▶ PROBLEM:
Please copy out every line of the material below, keeping each character, space and bracket unchanged.

▶ SUPPLIED DATA:

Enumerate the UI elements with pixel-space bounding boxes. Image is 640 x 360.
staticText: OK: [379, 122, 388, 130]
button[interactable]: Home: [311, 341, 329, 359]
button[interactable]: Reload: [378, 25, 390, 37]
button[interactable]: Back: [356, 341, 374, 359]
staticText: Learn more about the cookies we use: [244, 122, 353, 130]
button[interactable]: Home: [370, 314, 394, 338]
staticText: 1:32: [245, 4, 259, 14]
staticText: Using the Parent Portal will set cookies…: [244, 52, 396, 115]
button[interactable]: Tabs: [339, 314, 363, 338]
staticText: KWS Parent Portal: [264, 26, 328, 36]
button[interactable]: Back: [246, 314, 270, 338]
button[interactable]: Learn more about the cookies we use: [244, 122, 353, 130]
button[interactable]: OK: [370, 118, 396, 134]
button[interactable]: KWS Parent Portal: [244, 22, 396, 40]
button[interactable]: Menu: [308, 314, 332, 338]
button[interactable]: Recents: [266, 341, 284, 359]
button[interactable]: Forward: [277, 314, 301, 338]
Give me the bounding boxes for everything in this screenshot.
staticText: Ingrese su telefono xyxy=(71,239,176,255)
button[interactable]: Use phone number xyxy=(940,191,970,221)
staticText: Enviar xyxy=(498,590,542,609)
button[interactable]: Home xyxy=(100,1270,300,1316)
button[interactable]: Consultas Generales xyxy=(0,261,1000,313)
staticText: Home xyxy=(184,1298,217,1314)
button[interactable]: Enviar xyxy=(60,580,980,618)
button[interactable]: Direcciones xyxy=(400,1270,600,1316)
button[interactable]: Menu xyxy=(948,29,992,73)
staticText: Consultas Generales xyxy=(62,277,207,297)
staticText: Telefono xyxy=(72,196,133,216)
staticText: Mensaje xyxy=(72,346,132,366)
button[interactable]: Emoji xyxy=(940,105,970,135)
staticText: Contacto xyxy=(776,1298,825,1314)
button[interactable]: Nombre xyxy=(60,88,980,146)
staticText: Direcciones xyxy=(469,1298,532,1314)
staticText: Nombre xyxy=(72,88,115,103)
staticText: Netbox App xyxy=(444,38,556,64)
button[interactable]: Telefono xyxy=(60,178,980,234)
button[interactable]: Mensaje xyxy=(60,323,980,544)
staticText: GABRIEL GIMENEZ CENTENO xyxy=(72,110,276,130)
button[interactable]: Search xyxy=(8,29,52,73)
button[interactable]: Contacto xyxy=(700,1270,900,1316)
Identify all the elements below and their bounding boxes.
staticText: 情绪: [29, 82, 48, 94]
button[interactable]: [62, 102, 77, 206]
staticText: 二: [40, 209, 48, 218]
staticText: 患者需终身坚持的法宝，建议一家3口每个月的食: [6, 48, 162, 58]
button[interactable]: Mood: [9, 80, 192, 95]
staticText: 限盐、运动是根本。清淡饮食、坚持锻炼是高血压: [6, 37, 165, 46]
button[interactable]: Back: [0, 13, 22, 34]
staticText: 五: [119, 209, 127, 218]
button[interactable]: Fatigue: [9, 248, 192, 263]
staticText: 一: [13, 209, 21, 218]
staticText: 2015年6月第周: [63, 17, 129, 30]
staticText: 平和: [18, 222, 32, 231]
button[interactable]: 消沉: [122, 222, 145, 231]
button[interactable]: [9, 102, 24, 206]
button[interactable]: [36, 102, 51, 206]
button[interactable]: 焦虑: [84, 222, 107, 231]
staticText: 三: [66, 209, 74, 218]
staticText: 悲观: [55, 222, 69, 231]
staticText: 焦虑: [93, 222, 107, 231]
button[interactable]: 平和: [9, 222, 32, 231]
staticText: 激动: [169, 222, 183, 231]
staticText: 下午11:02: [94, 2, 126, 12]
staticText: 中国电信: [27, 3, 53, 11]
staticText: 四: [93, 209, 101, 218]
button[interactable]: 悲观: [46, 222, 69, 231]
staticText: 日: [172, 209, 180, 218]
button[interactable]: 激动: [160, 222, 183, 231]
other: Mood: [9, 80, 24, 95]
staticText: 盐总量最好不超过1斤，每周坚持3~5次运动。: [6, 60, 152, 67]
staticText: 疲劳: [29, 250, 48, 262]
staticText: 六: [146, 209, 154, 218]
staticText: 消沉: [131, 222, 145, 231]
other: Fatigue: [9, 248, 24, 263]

▶ FULL ANSWER:
Enumerate the UI elements with pixel-space bounding boxes. Image is 640 x 360.
staticText: OK: [379, 122, 388, 130]
button[interactable]: Home: [311, 341, 329, 359]
button[interactable]: Reload: [378, 25, 390, 37]
button[interactable]: Back: [356, 341, 374, 359]
staticText: Learn more about the cookies we use: [244, 122, 353, 130]
button[interactable]: Home: [370, 314, 394, 338]
staticText: 1:32: [245, 4, 259, 14]
staticText: Using the Parent Portal will set cookies…: [244, 52, 396, 115]
button[interactable]: Tabs: [339, 314, 363, 338]
staticText: KWS Parent Portal: [264, 26, 328, 36]
button[interactable]: Back: [246, 314, 270, 338]
button[interactable]: Learn more about the cookies we use: [244, 122, 353, 130]
button[interactable]: OK: [370, 118, 396, 134]
button[interactable]: KWS Parent Portal: [244, 22, 396, 40]
button[interactable]: Menu: [308, 314, 332, 338]
button[interactable]: Recents: [266, 341, 284, 359]
button[interactable]: Forward: [277, 314, 301, 338]
Give me the bounding boxes for everything in this screenshot.
staticText: Ingrese su telefono xyxy=(71,239,176,255)
button[interactable]: Use phone number xyxy=(940,191,970,221)
staticText: Enviar xyxy=(498,590,542,609)
button[interactable]: Home xyxy=(100,1270,300,1316)
button[interactable]: Consultas Generales xyxy=(0,261,1000,313)
staticText: Home xyxy=(184,1298,217,1314)
button[interactable]: Enviar xyxy=(60,580,980,618)
button[interactable]: Direcciones xyxy=(400,1270,600,1316)
button[interactable]: Menu xyxy=(948,29,992,73)
staticText: Consultas Generales xyxy=(62,277,207,297)
staticText: Telefono xyxy=(72,196,133,216)
staticText: Mensaje xyxy=(72,346,132,366)
button[interactable]: Emoji xyxy=(940,105,970,135)
staticText: Contacto xyxy=(776,1298,825,1314)
button[interactable]: Nombre xyxy=(60,88,980,146)
staticText: Direcciones xyxy=(469,1298,532,1314)
staticText: Nombre xyxy=(72,88,115,103)
staticText: Netbox App xyxy=(444,38,556,64)
button[interactable]: Telefono xyxy=(60,178,980,234)
button[interactable]: Mensaje xyxy=(60,323,980,544)
staticText: GABRIEL GIMENEZ CENTENO xyxy=(72,110,276,130)
button[interactable]: Search xyxy=(8,29,52,73)
button[interactable]: Contacto xyxy=(700,1270,900,1316)
Identify all the elements below and their bounding boxes.
staticText: 情绪: [29, 82, 48, 94]
button[interactable]: [62, 102, 77, 206]
staticText: 二: [40, 209, 48, 218]
staticText: 患者需终身坚持的法宝，建议一家3口每个月的食: [6, 48, 162, 58]
button[interactable]: Mood: [9, 80, 192, 95]
staticText: 限盐、运动是根本。清淡饮食、坚持锻炼是高血压: [6, 37, 165, 46]
button[interactable]: Back: [0, 13, 22, 34]
staticText: 五: [119, 209, 127, 218]
button[interactable]: Fatigue: [9, 248, 192, 263]
staticText: 一: [13, 209, 21, 218]
staticText: 2015年6月第周: [63, 17, 129, 30]
staticText: 平和: [18, 222, 32, 231]
button[interactable]: 消沉: [122, 222, 145, 231]
button[interactable]: [9, 102, 24, 206]
button[interactable]: [36, 102, 51, 206]
button[interactable]: 焦虑: [84, 222, 107, 231]
staticText: 三: [66, 209, 74, 218]
staticText: 悲观: [55, 222, 69, 231]
staticText: 焦虑: [93, 222, 107, 231]
button[interactable]: 平和: [9, 222, 32, 231]
staticText: 激动: [169, 222, 183, 231]
staticText: 下午11:02: [94, 2, 126, 12]
staticText: 中国电信: [27, 3, 53, 11]
staticText: 四: [93, 209, 101, 218]
button[interactable]: 悲观: [46, 222, 69, 231]
staticText: 日: [172, 209, 180, 218]
button[interactable]: 激动: [160, 222, 183, 231]
other: Mood: [9, 80, 24, 95]
staticText: 盐总量最好不超过1斤，每周坚持3~5次运动。: [6, 60, 152, 67]
staticText: 疲劳: [29, 250, 48, 262]
staticText: 六: [146, 209, 154, 218]
staticText: 消沉: [131, 222, 145, 231]
other: Fatigue: [9, 248, 24, 263]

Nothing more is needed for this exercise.